=== Dataset ===
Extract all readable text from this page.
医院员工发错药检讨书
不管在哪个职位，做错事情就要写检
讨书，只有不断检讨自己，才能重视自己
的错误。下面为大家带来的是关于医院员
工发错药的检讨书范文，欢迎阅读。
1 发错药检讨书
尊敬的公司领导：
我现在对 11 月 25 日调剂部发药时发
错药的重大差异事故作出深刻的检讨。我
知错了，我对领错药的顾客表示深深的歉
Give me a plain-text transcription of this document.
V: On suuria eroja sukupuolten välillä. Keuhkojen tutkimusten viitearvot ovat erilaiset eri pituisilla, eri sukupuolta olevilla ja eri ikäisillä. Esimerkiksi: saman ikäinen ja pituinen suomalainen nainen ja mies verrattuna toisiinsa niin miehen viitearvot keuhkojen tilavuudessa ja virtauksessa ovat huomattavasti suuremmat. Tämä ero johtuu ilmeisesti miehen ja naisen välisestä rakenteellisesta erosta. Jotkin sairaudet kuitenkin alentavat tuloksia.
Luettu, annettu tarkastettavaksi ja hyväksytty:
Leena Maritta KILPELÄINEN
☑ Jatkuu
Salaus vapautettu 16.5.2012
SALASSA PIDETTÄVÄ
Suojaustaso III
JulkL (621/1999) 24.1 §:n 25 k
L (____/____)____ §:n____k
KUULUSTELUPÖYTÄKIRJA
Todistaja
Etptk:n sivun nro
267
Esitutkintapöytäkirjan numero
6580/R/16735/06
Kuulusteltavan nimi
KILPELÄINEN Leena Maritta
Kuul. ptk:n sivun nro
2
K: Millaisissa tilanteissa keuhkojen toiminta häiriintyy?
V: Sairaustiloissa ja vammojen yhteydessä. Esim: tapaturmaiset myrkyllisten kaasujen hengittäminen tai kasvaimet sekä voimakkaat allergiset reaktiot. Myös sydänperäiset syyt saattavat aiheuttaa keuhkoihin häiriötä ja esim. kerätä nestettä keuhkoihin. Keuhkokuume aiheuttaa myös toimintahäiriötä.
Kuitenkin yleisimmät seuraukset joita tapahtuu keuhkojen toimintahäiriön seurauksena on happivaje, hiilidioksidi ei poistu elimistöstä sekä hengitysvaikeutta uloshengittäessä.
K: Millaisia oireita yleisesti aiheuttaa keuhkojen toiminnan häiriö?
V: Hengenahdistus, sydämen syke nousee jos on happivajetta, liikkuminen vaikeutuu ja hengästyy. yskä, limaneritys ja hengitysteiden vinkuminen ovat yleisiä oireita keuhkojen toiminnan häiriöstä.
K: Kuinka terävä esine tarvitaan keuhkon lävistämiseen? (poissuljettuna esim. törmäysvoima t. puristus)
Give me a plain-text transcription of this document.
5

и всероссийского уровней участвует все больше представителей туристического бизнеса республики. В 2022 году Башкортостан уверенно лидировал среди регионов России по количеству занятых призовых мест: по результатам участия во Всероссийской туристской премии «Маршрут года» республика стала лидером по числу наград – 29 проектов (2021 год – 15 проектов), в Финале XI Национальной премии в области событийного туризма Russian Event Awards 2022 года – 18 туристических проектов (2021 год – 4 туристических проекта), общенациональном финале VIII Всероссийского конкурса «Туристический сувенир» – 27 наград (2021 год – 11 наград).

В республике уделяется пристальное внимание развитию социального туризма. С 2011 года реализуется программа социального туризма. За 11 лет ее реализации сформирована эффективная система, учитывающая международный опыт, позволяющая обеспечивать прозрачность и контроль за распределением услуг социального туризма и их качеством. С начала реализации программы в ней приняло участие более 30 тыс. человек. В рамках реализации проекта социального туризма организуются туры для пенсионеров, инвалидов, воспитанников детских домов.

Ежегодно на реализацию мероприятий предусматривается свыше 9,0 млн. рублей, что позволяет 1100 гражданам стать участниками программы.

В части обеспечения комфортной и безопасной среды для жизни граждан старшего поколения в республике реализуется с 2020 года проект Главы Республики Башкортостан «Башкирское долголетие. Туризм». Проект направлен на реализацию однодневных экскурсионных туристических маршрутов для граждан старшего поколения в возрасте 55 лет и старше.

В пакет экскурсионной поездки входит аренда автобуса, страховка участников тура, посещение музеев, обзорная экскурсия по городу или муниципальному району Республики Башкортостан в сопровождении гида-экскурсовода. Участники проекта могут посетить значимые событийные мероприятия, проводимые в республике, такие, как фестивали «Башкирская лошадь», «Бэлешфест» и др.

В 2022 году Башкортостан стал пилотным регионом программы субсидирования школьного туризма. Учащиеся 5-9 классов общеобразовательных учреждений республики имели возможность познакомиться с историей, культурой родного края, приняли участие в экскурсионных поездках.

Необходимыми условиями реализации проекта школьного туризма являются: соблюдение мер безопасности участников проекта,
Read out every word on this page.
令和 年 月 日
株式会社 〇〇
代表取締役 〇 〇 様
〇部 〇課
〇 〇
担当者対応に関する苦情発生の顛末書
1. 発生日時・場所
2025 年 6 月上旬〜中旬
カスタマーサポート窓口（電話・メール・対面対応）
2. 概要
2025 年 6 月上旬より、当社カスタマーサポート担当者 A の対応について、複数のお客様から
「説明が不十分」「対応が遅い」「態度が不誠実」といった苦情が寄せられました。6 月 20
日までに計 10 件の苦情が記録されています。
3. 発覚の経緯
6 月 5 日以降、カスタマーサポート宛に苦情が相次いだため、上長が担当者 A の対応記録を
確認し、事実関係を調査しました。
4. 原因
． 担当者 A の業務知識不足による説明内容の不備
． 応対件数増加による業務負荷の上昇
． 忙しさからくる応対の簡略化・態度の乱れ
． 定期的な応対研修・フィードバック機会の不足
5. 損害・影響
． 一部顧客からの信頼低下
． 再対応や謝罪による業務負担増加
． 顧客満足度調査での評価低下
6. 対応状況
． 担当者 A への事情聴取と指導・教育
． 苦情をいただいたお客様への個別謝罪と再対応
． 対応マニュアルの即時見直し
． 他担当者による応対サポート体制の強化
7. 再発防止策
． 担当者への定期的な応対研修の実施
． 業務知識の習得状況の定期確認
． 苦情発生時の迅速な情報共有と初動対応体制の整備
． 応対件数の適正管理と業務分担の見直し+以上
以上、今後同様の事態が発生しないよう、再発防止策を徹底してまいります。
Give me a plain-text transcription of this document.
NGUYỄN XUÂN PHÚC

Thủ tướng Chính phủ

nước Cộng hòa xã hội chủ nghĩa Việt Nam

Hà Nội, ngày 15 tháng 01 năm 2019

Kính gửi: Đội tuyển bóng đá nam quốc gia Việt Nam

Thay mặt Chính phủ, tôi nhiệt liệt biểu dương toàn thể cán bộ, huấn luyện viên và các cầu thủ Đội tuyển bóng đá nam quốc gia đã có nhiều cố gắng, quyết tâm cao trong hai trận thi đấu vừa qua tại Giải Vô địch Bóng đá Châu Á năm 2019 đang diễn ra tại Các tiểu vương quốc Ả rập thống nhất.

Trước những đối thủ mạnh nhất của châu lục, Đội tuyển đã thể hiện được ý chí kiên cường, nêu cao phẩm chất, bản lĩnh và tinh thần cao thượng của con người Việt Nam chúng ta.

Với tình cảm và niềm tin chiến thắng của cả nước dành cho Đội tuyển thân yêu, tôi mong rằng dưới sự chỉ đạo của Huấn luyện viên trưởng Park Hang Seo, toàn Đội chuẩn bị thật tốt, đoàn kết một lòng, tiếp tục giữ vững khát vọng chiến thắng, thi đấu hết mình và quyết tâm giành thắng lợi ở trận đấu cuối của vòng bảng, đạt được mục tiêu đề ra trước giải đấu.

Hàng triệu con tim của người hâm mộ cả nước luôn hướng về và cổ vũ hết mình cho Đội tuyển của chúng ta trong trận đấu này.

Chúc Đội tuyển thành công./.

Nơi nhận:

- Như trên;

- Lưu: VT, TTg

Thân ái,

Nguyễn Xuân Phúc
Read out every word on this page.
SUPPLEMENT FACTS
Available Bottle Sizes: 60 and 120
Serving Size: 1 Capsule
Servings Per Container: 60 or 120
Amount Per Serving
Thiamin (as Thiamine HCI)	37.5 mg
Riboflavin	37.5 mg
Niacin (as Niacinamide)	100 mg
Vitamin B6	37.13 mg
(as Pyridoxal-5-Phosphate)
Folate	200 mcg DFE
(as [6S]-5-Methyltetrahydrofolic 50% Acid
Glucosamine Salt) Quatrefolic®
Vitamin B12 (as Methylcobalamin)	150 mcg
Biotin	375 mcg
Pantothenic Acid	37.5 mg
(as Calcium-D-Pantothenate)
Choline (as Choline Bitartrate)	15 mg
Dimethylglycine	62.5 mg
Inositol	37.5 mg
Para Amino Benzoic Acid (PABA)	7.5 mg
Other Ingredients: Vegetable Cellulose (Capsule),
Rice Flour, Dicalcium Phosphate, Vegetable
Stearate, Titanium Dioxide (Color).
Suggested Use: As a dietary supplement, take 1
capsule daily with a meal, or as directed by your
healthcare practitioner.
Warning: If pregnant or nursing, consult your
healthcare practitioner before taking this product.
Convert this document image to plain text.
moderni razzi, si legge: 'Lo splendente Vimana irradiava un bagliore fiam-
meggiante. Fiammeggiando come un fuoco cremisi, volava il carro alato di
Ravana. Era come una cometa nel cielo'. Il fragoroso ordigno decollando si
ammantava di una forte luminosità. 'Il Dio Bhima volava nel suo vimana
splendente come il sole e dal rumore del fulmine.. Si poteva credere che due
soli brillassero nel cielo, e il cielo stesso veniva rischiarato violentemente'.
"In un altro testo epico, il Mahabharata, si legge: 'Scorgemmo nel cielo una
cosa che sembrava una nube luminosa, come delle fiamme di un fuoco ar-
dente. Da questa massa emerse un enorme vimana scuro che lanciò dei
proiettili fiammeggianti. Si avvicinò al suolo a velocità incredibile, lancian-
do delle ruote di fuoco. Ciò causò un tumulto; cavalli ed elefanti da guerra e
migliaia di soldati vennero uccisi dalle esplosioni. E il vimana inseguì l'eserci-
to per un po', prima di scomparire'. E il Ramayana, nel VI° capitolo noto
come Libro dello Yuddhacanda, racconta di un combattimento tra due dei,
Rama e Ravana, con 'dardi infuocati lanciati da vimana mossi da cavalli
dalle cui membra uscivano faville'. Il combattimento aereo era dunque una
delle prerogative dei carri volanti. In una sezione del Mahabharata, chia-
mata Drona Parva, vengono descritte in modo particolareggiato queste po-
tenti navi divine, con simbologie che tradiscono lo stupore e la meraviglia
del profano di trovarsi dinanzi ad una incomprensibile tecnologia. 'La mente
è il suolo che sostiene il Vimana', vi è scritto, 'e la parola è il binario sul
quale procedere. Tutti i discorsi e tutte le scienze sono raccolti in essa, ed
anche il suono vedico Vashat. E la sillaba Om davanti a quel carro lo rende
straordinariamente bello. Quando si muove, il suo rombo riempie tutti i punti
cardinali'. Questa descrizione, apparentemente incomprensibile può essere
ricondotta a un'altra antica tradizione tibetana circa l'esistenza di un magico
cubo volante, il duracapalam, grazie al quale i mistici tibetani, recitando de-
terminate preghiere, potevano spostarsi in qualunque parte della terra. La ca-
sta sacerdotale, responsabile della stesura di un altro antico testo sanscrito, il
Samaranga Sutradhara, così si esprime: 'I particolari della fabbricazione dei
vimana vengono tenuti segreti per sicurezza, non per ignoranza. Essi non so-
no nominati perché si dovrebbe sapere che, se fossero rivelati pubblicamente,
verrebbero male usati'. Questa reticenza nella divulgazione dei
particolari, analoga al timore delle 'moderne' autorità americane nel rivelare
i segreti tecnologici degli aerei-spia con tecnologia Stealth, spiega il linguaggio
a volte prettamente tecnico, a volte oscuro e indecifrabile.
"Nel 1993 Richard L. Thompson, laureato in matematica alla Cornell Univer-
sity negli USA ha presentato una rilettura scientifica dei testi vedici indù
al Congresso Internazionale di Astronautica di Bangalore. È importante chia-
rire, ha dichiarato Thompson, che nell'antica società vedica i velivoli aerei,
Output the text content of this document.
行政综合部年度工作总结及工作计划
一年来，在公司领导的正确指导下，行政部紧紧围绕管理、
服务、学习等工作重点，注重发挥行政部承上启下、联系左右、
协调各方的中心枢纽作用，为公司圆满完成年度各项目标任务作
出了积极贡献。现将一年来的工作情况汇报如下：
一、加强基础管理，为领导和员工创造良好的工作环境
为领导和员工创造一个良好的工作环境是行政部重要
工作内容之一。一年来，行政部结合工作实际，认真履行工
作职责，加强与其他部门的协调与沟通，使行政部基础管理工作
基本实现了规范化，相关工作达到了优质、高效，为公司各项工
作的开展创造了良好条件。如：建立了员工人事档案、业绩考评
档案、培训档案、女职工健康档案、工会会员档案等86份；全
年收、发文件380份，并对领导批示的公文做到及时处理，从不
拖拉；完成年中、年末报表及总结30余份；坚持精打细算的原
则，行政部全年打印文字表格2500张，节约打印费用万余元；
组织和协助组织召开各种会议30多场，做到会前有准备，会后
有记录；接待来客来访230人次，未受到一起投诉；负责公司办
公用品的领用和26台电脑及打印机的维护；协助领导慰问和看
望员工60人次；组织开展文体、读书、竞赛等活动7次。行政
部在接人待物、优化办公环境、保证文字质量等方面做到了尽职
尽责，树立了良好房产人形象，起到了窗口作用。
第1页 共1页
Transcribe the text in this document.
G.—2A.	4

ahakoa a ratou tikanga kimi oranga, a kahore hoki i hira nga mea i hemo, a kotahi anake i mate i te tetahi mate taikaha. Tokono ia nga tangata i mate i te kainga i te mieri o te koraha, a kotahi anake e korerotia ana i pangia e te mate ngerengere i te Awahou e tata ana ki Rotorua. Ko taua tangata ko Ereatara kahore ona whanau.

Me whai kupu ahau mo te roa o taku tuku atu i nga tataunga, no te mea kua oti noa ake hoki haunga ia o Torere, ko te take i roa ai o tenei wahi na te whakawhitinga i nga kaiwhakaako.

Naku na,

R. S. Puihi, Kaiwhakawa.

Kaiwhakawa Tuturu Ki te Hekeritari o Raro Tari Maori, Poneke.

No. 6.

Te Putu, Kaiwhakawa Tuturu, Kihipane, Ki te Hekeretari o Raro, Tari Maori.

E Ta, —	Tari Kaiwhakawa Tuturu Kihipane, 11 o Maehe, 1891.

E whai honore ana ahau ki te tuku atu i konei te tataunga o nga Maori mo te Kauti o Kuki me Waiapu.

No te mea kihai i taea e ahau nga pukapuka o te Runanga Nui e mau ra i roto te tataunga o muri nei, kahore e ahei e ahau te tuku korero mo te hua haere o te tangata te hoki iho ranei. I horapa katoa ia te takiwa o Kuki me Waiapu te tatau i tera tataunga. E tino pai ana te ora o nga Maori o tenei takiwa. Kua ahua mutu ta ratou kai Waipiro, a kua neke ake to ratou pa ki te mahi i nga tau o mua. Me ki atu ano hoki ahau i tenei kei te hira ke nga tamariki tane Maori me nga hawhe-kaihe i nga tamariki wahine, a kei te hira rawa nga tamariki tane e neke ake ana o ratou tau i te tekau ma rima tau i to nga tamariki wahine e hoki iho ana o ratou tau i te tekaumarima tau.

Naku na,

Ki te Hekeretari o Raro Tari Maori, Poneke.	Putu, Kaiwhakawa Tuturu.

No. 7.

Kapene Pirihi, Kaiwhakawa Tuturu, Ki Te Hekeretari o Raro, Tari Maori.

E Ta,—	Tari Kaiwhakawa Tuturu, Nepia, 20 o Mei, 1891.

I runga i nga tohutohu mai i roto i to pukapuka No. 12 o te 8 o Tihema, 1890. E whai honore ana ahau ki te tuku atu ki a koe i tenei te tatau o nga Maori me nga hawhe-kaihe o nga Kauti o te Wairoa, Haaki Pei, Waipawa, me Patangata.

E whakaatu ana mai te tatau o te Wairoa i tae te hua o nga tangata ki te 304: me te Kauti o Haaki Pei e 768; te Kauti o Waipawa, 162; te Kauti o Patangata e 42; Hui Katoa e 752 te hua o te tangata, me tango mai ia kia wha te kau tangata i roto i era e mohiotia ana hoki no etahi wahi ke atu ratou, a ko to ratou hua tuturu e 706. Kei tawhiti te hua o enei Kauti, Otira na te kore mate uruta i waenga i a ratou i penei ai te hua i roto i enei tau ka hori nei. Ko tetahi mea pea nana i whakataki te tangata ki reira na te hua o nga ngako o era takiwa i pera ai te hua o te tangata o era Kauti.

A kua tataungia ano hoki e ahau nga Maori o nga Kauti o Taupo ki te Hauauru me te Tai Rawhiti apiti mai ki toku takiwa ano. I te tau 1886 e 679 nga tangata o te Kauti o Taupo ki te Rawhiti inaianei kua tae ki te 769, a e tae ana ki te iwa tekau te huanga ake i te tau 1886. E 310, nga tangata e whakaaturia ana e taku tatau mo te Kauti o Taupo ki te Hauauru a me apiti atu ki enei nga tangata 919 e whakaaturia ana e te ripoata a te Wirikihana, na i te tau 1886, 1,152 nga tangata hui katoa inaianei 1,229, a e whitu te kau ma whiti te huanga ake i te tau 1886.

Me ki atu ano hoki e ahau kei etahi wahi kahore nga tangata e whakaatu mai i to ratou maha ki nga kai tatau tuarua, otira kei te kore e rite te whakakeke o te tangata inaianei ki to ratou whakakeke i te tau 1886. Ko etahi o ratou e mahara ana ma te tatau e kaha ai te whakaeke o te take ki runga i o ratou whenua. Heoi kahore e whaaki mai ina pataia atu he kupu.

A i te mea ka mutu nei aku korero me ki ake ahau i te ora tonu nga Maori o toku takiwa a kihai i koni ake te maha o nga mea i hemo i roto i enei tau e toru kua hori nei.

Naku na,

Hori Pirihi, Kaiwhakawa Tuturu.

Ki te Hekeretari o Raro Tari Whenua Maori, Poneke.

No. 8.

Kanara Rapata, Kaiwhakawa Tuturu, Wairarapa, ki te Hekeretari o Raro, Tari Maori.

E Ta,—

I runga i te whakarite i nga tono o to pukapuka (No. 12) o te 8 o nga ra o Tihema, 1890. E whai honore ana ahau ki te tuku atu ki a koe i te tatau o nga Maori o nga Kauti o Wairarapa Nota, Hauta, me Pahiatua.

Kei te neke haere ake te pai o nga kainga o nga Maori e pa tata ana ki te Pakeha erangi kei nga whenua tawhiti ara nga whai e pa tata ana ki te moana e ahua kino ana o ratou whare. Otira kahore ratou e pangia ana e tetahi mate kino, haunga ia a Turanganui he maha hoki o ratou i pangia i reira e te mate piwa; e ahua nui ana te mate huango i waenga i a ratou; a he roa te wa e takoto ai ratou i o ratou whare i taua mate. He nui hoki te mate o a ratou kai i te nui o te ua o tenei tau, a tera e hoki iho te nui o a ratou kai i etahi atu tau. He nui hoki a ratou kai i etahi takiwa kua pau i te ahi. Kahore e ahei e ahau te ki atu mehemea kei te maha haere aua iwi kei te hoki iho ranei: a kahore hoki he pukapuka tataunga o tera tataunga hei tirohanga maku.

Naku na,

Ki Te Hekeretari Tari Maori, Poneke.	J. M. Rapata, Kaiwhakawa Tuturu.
===
» **Directions for this task**
Whenever "bóng" turns up in a line, pick that line out.

» **Answer for the task**
Kính gửi: Đội tuyển bóng đá nam quốc gia Việt Nam
Thay mặt Chính phủ, tôi nhiệt liệt biểu dương toàn thể cán bộ, huấn luyện viên và các cầu thủ Đội tuyển bóng đá nam quốc gia đã có nhiều cố gắng, quyết tâm cao trong hai trận thi đấu vừa qua tại Giải Vô địch Bóng đá Châu Á năm 2019 đang diễn ra tại Các tiểu vương quốc Ả rập thống nhất.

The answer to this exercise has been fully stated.